[Begin Dataset records]

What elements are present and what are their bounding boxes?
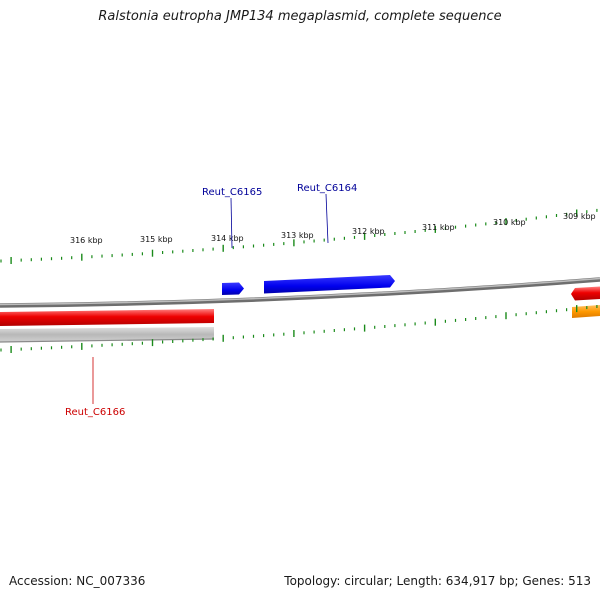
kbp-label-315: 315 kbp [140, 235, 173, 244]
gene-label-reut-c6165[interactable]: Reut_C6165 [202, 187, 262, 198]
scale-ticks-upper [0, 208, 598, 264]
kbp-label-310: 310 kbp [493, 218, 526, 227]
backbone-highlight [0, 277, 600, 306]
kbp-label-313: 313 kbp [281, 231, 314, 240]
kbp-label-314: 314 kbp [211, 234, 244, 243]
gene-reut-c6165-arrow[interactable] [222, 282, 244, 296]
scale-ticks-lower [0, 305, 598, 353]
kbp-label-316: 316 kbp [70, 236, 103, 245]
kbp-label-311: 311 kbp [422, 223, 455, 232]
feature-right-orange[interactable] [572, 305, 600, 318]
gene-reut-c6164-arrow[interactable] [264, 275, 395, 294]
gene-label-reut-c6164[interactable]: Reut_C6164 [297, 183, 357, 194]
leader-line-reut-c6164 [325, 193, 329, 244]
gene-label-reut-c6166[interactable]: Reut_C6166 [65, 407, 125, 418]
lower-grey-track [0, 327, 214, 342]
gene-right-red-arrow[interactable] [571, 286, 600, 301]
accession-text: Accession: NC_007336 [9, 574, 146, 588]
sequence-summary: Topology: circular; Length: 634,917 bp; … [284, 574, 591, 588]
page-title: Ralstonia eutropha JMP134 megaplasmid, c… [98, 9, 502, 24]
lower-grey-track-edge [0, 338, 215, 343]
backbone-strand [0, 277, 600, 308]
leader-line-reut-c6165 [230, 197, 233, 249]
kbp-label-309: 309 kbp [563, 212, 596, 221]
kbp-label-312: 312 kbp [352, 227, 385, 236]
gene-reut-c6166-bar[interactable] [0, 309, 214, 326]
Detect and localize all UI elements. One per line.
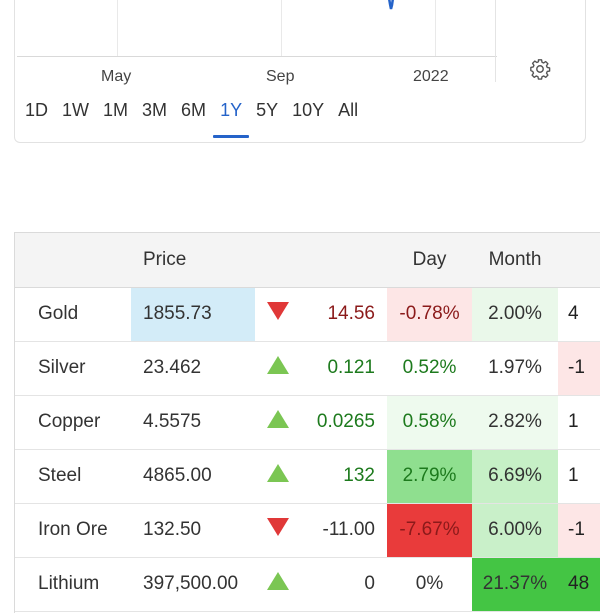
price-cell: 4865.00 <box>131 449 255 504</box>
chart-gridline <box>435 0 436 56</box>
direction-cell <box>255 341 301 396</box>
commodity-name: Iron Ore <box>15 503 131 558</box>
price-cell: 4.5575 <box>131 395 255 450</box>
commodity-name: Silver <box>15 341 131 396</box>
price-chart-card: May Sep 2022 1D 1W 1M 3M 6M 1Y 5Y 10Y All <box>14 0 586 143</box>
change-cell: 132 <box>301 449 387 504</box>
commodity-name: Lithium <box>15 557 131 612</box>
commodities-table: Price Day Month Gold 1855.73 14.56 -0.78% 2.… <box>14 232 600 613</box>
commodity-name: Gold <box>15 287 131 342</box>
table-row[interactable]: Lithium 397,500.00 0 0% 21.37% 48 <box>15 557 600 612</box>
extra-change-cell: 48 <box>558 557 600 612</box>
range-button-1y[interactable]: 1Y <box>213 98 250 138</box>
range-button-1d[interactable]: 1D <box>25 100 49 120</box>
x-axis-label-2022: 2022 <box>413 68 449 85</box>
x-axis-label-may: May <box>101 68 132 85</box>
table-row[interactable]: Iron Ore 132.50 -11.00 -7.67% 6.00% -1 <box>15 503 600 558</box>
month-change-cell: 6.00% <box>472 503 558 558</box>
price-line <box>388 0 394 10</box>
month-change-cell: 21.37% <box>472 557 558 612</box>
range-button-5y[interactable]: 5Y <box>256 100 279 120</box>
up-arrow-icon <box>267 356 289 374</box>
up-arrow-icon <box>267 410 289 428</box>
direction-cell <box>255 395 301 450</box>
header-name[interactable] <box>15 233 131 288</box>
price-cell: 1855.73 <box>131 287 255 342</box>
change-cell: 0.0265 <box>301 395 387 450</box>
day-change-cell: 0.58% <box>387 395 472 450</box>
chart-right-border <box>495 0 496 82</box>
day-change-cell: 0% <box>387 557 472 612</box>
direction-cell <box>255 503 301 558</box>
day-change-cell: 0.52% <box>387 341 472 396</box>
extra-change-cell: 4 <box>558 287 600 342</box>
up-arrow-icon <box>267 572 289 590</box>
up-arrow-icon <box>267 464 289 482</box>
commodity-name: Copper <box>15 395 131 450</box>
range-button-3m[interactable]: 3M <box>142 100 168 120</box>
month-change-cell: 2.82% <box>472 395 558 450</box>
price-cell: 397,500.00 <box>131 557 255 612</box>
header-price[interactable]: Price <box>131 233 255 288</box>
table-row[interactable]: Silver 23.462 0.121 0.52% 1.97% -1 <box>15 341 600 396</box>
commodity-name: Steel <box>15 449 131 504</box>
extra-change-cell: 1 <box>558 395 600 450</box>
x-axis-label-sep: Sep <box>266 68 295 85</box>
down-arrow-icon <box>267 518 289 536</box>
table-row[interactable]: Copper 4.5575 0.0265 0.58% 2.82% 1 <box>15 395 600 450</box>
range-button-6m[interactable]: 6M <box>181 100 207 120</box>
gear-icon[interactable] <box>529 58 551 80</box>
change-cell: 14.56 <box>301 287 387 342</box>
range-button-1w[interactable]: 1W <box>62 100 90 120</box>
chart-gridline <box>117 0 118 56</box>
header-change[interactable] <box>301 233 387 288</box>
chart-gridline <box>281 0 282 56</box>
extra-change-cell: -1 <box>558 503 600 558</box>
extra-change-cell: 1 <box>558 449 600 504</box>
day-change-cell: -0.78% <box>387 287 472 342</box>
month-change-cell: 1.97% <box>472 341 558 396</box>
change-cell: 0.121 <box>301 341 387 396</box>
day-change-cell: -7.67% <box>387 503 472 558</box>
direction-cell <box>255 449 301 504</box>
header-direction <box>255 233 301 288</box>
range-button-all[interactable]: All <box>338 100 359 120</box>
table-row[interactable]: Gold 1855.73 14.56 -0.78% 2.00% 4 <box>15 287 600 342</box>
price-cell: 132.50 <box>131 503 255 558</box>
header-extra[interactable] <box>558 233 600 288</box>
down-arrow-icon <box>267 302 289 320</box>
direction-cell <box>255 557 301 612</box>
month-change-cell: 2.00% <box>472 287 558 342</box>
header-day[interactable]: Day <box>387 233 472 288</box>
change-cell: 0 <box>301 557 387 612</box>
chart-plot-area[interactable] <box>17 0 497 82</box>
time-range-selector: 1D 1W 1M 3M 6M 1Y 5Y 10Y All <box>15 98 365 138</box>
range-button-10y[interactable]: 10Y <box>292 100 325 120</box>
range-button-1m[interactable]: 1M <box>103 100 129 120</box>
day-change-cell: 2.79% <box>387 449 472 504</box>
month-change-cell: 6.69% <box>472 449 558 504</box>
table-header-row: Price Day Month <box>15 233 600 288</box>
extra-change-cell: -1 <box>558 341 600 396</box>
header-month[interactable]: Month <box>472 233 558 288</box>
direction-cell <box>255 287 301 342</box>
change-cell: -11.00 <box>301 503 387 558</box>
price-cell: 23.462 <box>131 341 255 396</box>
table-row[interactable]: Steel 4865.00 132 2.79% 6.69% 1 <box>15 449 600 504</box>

[End Dataset records]

Turn every line of the entries above into a JSON list of strings, one string per line, skipping blank lines and leaving out the pictures.

→ The solution:
[
  "What elements are present and what are their bounding boxes?",
  "kbp-label-315: 315 kbp [140, 235, 173, 244]",
  "gene-label-reut-c6165[interactable]: Reut_C6165 [202, 187, 262, 198]",
  "scale-ticks-upper [0, 208, 598, 264]",
  "kbp-label-310: 310 kbp [493, 218, 526, 227]",
  "backbone-highlight [0, 277, 600, 306]",
  "kbp-label-313: 313 kbp [281, 231, 314, 240]",
  "kbp-label-314: 314 kbp [211, 234, 244, 243]",
  "gene-reut-c6165-arrow[interactable] [222, 282, 244, 296]",
  "scale-ticks-lower [0, 305, 598, 353]",
  "kbp-label-316: 316 kbp [70, 236, 103, 245]",
  "kbp-label-311: 311 kbp [422, 223, 455, 232]",
  "feature-right-orange[interactable] [572, 305, 600, 318]",
  "gene-reut-c6164-arrow[interactable] [264, 275, 395, 294]",
  "gene-label-reut-c6164[interactable]: Reut_C6164 [297, 183, 357, 194]",
  "leader-line-reut-c6164 [325, 193, 329, 244]",
  "gene-label-reut-c6166[interactable]: Reut_C6166 [65, 407, 125, 418]",
  "lower-grey-track [0, 327, 214, 342]",
  "gene-right-red-arrow[interactable] [571, 286, 600, 301]",
  "accession-text: Accession: NC_007336 [9, 574, 146, 588]",
  "sequence-summary: Topology: circular; Length: 634,917 bp; … [284, 574, 591, 588]",
  "page-title: Ralstonia eutropha JMP134 megaplasmid, c… [98, 9, 502, 24]",
  "lower-grey-track-edge [0, 338, 215, 343]",
  "backbone-strand [0, 277, 600, 308]",
  "leader-line-reut-c6165 [230, 197, 233, 249]",
  "kbp-label-309: 309 kbp [563, 212, 596, 221]",
  "kbp-label-312: 312 kbp [352, 227, 385, 236]",
  "gene-reut-c6166-bar[interactable] [0, 309, 214, 326]",
  "Detect and localize all UI elements. One per line.",
  "price-cell: 4865.00 <box>131 449 255 504</box>",
  "chart-gridline <box>435 0 436 56</box>",
  "direction-cell <box>255 341 301 396</box>",
  "commodity-name: Iron Ore <box>15 503 131 558</box>",
  "price-cell: 4.5575 <box>131 395 255 450</box>",
  "commodity-name: Silver <box>15 341 131 396</box>",
  "price-chart-card: May Sep 2022 1D 1W 1M 3M 6M 1Y 5Y 10Y All <box>14 0 586 143</box>",
  "change-cell: 132 <box>301 449 387 504</box>",
  "commodity-name: Lithium <box>15 557 131 612</box>",
  "commodities-table: Price Day Month Gold 1855.73 14.56 -0.78% 2.… <box>14 232 600 613</box>",
  "commodity-name: Gold <box>15 287 131 342</box>",
  "table-row[interactable]: Lithium 397,500.00 0 0% 21.37% 48 <box>15 557 600 612</box>",
  "extra-change-cell: 48 <box>558 557 600 612</box>",
  "range-button-1y[interactable]: 1Y <box>213 98 250 138</box>",
  "range-button-1d[interactable]: 1D <box>25 100 49 120</box>",
  "x-axis-label-2022: 2022 <box>413 68 449 85</box>",
  "x-axis-label-may: May <box>101 68 132 85</box>",
  "table-row[interactable]: Iron Ore 132.50 -11.00 -7.67% 6.00% -1 <box>15 503 600 558</box>",
  "month-change-cell: 6.00% <box>472 503 558 558</box>",
  "price-line <box>388 0 394 10</box>",
  "month-change-cell: 21.37% <box>472 557 558 612</box>",
  "range-button-5y[interactable]: 5Y <box>256 100 279 120</box>",
  "up-arrow-icon <box>267 356 289 374</box>",
  "up-arrow-icon <box>267 410 289 428</box>",
  "direction-cell <box>255 395 301 450</box>",
  "header-name[interactable] <box>15 233 131 288</box>",
  "price-cell: 1855.73 <box>131 287 255 342</box>",
  "change-cell: 0.0265 <box>301 395 387 450</box>",
  "day-change-cell: 0.58% <box>387 395 472 450</box>",
  "chart-right-border <box>495 0 496 82</box>",
  "day-change-cell: 0% <box>387 557 472 612</box>",
  "direction-cell <box>255 503 301 558</box>",
  "day-change-cell: 0.52% <box>387 341 472 396</box>",
  "extra-change-cell: 4 <box>558 287 600 342</box>",
  "up-arrow-icon <box>267 572 289 590</box>",
  "up-arrow-icon <box>267 464 289 482</box>",
  "commodity-name: Copper <box>15 395 131 450</box>",
  "range-button-3m[interactable]: 3M <box>142 100 168 120</box>",
  "month-change-cell: 2.82% <box>472 395 558 450</box>",
  "price-cell: 397,500.00 <box>131 557 255 612</box>",
  "header-price[interactable]: Price <box>131 233 255 288</box>",
  "table-row[interactable]: Silver 23.462 0.121 0.52% 1.97% -1 <box>15 341 600 396</box>",
  "commodity-name: Steel <box>15 449 131 504</box>",
  "extra-change-cell: 1 <box>558 395 600 450</box>",
  "x-axis-label-sep: Sep <box>266 68 295 85</box>",
  "down-arrow-icon <box>267 518 289 536</box>",
  "table-row[interactable]: Copper 4.5575 0.0265 0.58% 2.82% 1 <box>15 395 600 450</box>",
  "range-button-6m[interactable]: 6M <box>181 100 207 120</box>",
  "gear-icon[interactable] <box>529 58 551 80</box>",
  "change-cell: 14.56 <box>301 287 387 342</box>",
  "range-button-1w[interactable]: 1W <box>62 100 90 120</box>",
  "chart-gridline <box>117 0 118 56</box>",
  "header-change[interactable] <box>301 233 387 288</box>",
  "chart-gridline <box>281 0 282 56</box>",
  "extra-change-cell: -1 <box>558 503 600 558</box>",
  "extra-change-cell: 1 <box>558 449 600 504</box>",
  "day-change-cell: -0.78% <box>387 287 472 342</box>",
  "month-change-cell: 1.97% <box>472 341 558 396</box>",
  "change-cell: 0.121 <box>301 341 387 396</box>",
  "day-change-cell: -7.67% <box>387 503 472 558</box>",
  "direction-cell <box>255 449 301 504</box>",
  "header-direction <box>255 233 301 288</box>",
  "range-button-all[interactable]: All <box>338 100 359 120</box>",
  "table-row[interactable]: Gold 1855.73 14.56 -0.78% 2.00% 4 <box>15 287 600 342</box>",
  "price-cell: 132.50 <box>131 503 255 558</box>",
  "header-extra[interactable] <box>558 233 600 288</box>",
  "down-arrow-icon <box>267 302 289 320</box>",
  "direction-cell <box>255 557 301 612</box>",
  "month-change-cell: 2.00% <box>472 287 558 342</box>",
  "header-day[interactable]: Day <box>387 233 472 288</box>",
  "change-cell: 0 <box>301 557 387 612</box>",
  "chart-plot-area[interactable] <box>17 0 497 82</box>",
  "time-range-selector: 1D 1W 1M 3M 6M 1Y 5Y 10Y All <box>15 98 365 138</box>",
  "range-button-10y[interactable]: 10Y <box>292 100 325 120</box>",
  "range-button-1m[interactable]: 1M <box>103 100 129 120</box>",
  "day-change-cell: 2.79% <box>387 449 472 504</box>",
  "month-change-cell: 6.69% <box>472 449 558 504</box>",
  "table-header-row: Price Day Month <box>15 233 600 288</box>",
  "extra-change-cell: -1 <box>558 341 600 396</box>",
  "header-month[interactable]: Month <box>472 233 558 288</box>",
  "direction-cell <box>255 287 301 342</box>",
  "change-cell: -11.00 <box>301 503 387 558</box>",
  "price-cell: 23.462 <box>131 341 255 396</box>",
  "table-row[interactable]: Steel 4865.00 132 2.79% 6.69% 1 <box>15 449 600 504</box>"
]